Set exercise → Say the number of lines containing the string "Sentiment", and say nothing else.

————————

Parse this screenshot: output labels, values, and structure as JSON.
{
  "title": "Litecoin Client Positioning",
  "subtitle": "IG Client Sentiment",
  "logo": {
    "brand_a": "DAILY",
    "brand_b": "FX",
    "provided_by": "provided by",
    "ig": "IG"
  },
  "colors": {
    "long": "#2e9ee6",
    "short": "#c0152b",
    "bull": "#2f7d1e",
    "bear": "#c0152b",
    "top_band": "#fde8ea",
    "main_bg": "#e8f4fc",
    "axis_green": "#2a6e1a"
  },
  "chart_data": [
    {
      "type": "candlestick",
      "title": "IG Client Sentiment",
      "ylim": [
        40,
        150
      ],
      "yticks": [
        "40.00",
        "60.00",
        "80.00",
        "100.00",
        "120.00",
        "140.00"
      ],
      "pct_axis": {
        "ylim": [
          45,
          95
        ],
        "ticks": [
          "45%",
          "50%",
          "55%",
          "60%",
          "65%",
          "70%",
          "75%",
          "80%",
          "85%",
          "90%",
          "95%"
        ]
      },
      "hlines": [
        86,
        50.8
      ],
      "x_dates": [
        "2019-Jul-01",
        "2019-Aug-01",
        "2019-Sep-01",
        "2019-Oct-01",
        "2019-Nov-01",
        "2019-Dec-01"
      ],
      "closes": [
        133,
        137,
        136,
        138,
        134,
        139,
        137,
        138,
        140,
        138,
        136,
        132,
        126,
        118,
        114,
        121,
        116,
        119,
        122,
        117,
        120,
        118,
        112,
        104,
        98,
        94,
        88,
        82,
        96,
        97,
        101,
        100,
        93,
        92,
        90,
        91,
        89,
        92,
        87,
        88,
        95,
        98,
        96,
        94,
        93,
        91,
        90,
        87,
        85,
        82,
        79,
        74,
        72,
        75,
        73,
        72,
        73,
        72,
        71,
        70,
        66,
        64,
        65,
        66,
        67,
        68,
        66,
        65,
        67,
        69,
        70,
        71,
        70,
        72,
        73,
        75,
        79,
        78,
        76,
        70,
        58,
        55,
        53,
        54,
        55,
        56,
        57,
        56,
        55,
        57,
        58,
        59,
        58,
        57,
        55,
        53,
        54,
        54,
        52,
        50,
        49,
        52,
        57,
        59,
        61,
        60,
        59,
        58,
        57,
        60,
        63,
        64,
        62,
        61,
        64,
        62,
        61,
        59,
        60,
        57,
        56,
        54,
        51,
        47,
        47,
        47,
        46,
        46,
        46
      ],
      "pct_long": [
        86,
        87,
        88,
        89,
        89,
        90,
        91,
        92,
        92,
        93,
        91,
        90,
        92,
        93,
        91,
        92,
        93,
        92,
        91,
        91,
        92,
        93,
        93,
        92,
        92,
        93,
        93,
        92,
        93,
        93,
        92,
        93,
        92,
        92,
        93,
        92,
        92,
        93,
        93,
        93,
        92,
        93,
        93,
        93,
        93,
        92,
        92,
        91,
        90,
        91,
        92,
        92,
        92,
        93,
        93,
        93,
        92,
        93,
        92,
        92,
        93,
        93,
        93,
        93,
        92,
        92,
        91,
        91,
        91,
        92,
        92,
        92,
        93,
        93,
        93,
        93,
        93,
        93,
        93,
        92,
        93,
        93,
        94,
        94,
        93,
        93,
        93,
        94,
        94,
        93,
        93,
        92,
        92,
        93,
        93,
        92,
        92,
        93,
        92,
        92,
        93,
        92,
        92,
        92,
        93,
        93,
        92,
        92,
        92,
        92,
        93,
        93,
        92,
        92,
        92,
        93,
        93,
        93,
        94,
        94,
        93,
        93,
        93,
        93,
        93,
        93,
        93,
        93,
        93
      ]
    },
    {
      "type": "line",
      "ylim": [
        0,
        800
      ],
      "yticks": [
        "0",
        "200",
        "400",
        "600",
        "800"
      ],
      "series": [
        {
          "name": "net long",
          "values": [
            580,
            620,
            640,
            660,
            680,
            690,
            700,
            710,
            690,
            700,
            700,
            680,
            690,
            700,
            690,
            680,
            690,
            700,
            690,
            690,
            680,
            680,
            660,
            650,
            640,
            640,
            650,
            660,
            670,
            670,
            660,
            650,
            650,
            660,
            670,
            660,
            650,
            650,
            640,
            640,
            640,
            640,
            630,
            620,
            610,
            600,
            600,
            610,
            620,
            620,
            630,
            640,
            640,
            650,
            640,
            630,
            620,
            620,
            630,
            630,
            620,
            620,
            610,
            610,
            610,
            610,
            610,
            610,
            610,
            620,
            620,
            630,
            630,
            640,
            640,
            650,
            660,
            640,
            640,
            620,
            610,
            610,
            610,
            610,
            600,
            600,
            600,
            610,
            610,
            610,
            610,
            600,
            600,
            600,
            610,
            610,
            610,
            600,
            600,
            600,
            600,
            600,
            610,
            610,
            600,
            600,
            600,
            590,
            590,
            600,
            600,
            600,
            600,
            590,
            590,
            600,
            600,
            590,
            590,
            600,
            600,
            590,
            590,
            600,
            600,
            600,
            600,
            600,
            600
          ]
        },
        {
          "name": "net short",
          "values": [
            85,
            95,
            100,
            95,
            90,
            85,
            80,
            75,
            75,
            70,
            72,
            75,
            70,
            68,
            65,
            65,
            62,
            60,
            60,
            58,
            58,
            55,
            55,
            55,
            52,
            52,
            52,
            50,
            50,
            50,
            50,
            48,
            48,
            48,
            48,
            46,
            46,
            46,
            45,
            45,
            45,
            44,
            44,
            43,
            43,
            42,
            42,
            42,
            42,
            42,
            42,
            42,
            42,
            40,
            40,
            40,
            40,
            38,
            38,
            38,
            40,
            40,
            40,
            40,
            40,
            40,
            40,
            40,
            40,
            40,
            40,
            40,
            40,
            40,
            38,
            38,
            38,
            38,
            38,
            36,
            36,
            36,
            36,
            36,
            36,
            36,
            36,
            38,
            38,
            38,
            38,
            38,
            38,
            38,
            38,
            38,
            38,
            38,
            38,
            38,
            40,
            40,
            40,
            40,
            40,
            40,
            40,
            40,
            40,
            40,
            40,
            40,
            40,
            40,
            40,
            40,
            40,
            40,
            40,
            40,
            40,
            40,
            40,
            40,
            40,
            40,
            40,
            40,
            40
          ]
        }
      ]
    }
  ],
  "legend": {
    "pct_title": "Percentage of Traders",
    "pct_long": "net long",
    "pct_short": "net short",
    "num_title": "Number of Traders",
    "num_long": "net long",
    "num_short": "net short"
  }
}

————————

Finished task → 2